*TASK INSTRUCTIONS*. Write the data out again, character for character, with no images.

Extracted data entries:
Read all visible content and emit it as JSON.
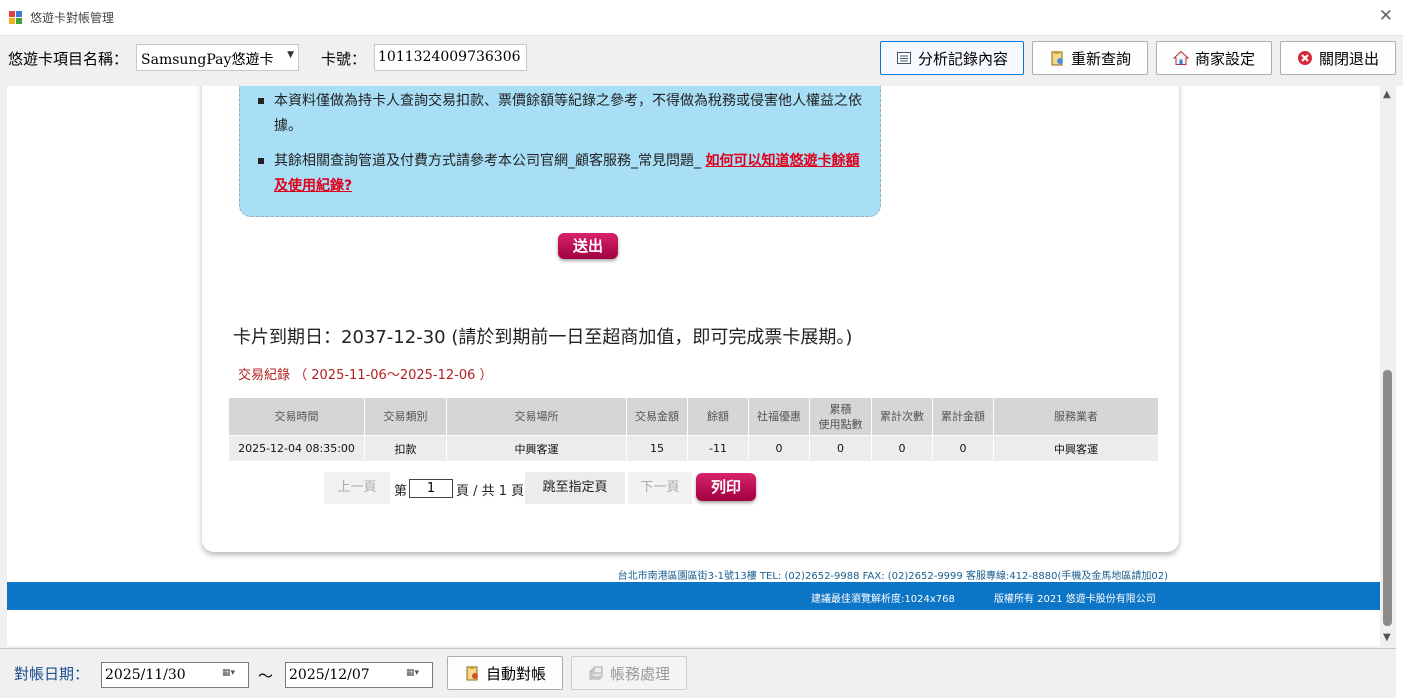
{
  "window": {
    "title": "悠遊卡對帳管理",
    "close_glyph": "✕"
  },
  "toolbar": {
    "item_label": "悠遊卡項目名稱：",
    "item_value": "SamsungPay悠遊卡",
    "card_label": "卡號：",
    "card_value": "1011324009736306",
    "buttons": {
      "analyze": "分析記錄內容",
      "requery": "重新查詢",
      "merchant": "商家設定",
      "exit": "關閉退出"
    }
  },
  "notice": {
    "item1": "本資料僅做為持卡人查詢交易扣款、票價餘額等紀錄之參考，不得做為稅務或侵害他人權益之依據。",
    "item2_text": "其餘相關查詢管道及付費方式請參考本公司官網_顧客服務_常見問題_ ",
    "item2_link": "如何可以知道悠遊卡餘額及使用紀錄?"
  },
  "submit_label": "送出",
  "expiry_text": "卡片到期日：2037-12-30 (請於到期前一日至超商加值，即可完成票卡展期。)",
  "range_text": "交易紀錄 （ 2025-11-06～2025-12-06 ）",
  "table": {
    "headers": [
      "交易時間",
      "交易類別",
      "交易場所",
      "交易金額",
      "餘額",
      "社福優惠",
      "累積\n使用點數",
      "累計次數",
      "累計金額",
      "服務業者"
    ],
    "rows": [
      [
        "2025-12-04 08:35:00",
        "扣款",
        "中興客運",
        "15",
        "-11",
        "0",
        "0",
        "0",
        "0",
        "中興客運"
      ]
    ]
  },
  "pager": {
    "prev": "上一頁",
    "page_prefix": "第",
    "current_page": "1",
    "page_suffix": "頁 / 共 1 頁",
    "jump": "跳至指定頁",
    "next": "下一頁",
    "print": "列印"
  },
  "footer": {
    "address": "台北市南港區園區街3-1號13樓 TEL: (02)2652-9988  FAX: (02)2652-9999 客服專線:412-8880(手機及金馬地區請加02)",
    "resolution": "建議最佳瀏覽解析度:1024x768",
    "copyright": "版權所有 2021 悠遊卡股份有限公司"
  },
  "bottom": {
    "date_label": "對帳日期：",
    "date_from": "2025/11/30",
    "tilde": "～",
    "date_to": "2025/12/07",
    "auto_reconcile": "自動對帳",
    "accounting": "帳務處理"
  },
  "colors": {
    "accent_blue": "#0d75c6",
    "notice_bg": "#a8dff6",
    "button_magenta": "#c0105a",
    "link_red": "#e0001a"
  }
}
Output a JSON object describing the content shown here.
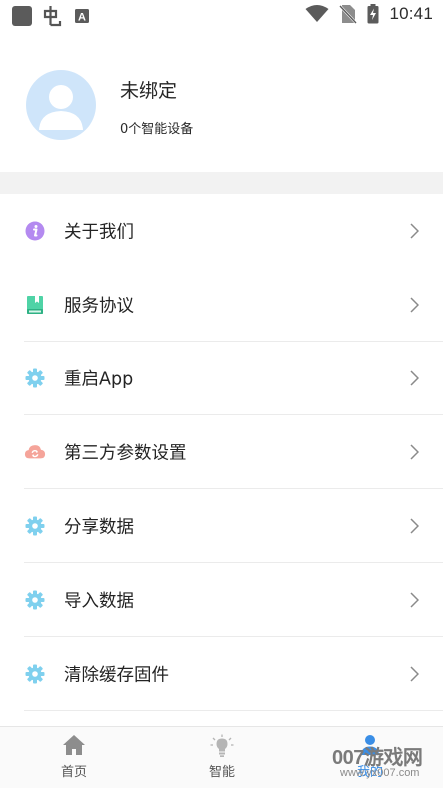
{
  "status_bar": {
    "time": "10:41",
    "icons": [
      "app-square-icon",
      "bug-icon",
      "keyboard-a-icon",
      "wifi-icon",
      "no-sim-icon",
      "battery-charging-icon"
    ],
    "keyboard_letter": "A"
  },
  "profile": {
    "name": "未绑定",
    "devices": "0个智能设备"
  },
  "menu": {
    "items": [
      {
        "label": "关于我们",
        "icon": "info-icon",
        "color": "#b48af0"
      },
      {
        "label": "服务协议",
        "icon": "book-icon",
        "color": "#4fd3a6"
      },
      {
        "label": "重启App",
        "icon": "gear-icon",
        "color": "#7fd0ee"
      },
      {
        "label": "第三方参数设置",
        "icon": "cloud-sync-icon",
        "color": "#f5a49a"
      },
      {
        "label": "分享数据",
        "icon": "gear-icon",
        "color": "#7fd0ee"
      },
      {
        "label": "导入数据",
        "icon": "gear-icon",
        "color": "#7fd0ee"
      },
      {
        "label": "清除缓存固件",
        "icon": "gear-icon",
        "color": "#7fd0ee"
      }
    ]
  },
  "bottom_nav": {
    "items": [
      {
        "label": "首页",
        "icon": "home-icon"
      },
      {
        "label": "智能",
        "icon": "bulb-icon"
      },
      {
        "label": "我的",
        "icon": "person-icon",
        "active": true
      }
    ],
    "active_color": "#3a8ee6"
  },
  "watermark": {
    "text": "007游戏网",
    "url": "www.yx007.com"
  },
  "colors": {
    "avatar_bg": "#cfe5fa",
    "separator": "#f2f2f2",
    "chevron": "#8a8a8a"
  }
}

*PROBLEM SOLUTION*.
Read all visible content and emit it as JSON.
{
  "window": {
    "title": "悠遊卡對帳管理",
    "close_glyph": "✕"
  },
  "toolbar": {
    "item_label": "悠遊卡項目名稱：",
    "item_value": "SamsungPay悠遊卡",
    "card_label": "卡號：",
    "card_value": "1011324009736306",
    "buttons": {
      "analyze": "分析記錄內容",
      "requery": "重新查詢",
      "merchant": "商家設定",
      "exit": "關閉退出"
    }
  },
  "notice": {
    "item1": "本資料僅做為持卡人查詢交易扣款、票價餘額等紀錄之參考，不得做為稅務或侵害他人權益之依據。",
    "item2_text": "其餘相關查詢管道及付費方式請參考本公司官網_顧客服務_常見問題_ ",
    "item2_link": "如何可以知道悠遊卡餘額及使用紀錄?"
  },
  "submit_label": "送出",
  "expiry_text": "卡片到期日：2037-12-30 (請於到期前一日至超商加值，即可完成票卡展期。)",
  "range_text": "交易紀錄 （ 2025-11-06～2025-12-06 ）",
  "table": {
    "headers": [
      "交易時間",
      "交易類別",
      "交易場所",
      "交易金額",
      "餘額",
      "社福優惠",
      "累積\n使用點數",
      "累計次數",
      "累計金額",
      "服務業者"
    ],
    "rows": [
      [
        "2025-12-04 08:35:00",
        "扣款",
        "中興客運",
        "15",
        "-11",
        "0",
        "0",
        "0",
        "0",
        "中興客運"
      ]
    ]
  },
  "pager": {
    "prev": "上一頁",
    "page_prefix": "第",
    "current_page": "1",
    "page_suffix": "頁 / 共 1 頁",
    "jump": "跳至指定頁",
    "next": "下一頁",
    "print": "列印"
  },
  "footer": {
    "address": "台北市南港區園區街3-1號13樓 TEL: (02)2652-9988  FAX: (02)2652-9999 客服專線:412-8880(手機及金馬地區請加02)",
    "resolution": "建議最佳瀏覽解析度:1024x768",
    "copyright": "版權所有 2021 悠遊卡股份有限公司"
  },
  "bottom": {
    "date_label": "對帳日期：",
    "date_from": "2025/11/30",
    "tilde": "～",
    "date_to": "2025/12/07",
    "auto_reconcile": "自動對帳",
    "accounting": "帳務處理"
  },
  "colors": {
    "accent_blue": "#0d75c6",
    "notice_bg": "#a8dff6",
    "button_magenta": "#c0105a",
    "link_red": "#e0001a"
  }
}
Output a JSON object describing the content shown here.
{
  "status_bar": {
    "time": "10:41",
    "icons": [
      "app-square-icon",
      "bug-icon",
      "keyboard-a-icon",
      "wifi-icon",
      "no-sim-icon",
      "battery-charging-icon"
    ],
    "keyboard_letter": "A"
  },
  "profile": {
    "name": "未绑定",
    "devices": "0个智能设备"
  },
  "menu": {
    "items": [
      {
        "label": "关于我们",
        "icon": "info-icon",
        "color": "#b48af0"
      },
      {
        "label": "服务协议",
        "icon": "book-icon",
        "color": "#4fd3a6"
      },
      {
        "label": "重启App",
        "icon": "gear-icon",
        "color": "#7fd0ee"
      },
      {
        "label": "第三方参数设置",
        "icon": "cloud-sync-icon",
        "color": "#f5a49a"
      },
      {
        "label": "分享数据",
        "icon": "gear-icon",
        "color": "#7fd0ee"
      },
      {
        "label": "导入数据",
        "icon": "gear-icon",
        "color": "#7fd0ee"
      },
      {
        "label": "清除缓存固件",
        "icon": "gear-icon",
        "color": "#7fd0ee"
      }
    ]
  },
  "bottom_nav": {
    "items": [
      {
        "label": "首页",
        "icon": "home-icon"
      },
      {
        "label": "智能",
        "icon": "bulb-icon"
      },
      {
        "label": "我的",
        "icon": "person-icon",
        "active": true
      }
    ],
    "active_color": "#3a8ee6"
  },
  "watermark": {
    "text": "007游戏网",
    "url": "www.yx007.com"
  },
  "colors": {
    "avatar_bg": "#cfe5fa",
    "separator": "#f2f2f2",
    "chevron": "#8a8a8a"
  }
}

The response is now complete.